STATED EXERCISE: Look through the data below and say how many of its lines contain "合多少平方分米", adding nothing else.

Stored dataset items:
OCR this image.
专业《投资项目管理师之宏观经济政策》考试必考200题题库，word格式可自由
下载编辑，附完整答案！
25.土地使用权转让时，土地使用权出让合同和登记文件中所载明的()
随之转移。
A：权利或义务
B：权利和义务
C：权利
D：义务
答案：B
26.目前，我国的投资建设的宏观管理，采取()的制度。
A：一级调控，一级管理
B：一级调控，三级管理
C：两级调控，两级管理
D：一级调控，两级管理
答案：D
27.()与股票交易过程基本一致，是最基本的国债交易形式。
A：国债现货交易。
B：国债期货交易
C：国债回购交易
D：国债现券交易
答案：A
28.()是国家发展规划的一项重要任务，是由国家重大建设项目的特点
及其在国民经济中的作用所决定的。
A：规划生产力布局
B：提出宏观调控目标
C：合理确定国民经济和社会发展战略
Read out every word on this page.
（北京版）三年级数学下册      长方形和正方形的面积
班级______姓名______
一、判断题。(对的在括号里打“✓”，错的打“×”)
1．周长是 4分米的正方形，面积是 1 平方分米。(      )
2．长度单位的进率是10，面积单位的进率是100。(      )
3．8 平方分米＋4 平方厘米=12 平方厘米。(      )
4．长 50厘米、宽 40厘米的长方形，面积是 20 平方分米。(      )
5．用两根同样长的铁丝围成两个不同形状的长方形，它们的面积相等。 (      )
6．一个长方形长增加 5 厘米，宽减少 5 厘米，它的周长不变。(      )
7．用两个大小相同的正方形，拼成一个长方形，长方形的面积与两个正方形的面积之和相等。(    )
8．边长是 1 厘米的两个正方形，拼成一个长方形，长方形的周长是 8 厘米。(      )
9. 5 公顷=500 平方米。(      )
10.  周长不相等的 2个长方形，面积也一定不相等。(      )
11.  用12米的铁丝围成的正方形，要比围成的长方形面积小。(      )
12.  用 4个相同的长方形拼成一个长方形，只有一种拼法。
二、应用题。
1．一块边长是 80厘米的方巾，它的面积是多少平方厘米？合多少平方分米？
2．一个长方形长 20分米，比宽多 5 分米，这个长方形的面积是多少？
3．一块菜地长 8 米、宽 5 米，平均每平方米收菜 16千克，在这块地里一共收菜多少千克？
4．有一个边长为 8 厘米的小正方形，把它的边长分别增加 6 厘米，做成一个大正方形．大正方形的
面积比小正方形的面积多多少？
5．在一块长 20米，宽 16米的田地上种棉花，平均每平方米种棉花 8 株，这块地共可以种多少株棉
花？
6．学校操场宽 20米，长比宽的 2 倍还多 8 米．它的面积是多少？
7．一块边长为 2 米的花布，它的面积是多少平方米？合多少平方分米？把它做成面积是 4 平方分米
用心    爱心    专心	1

SOLUTION FOR THIS EXERCISE: 2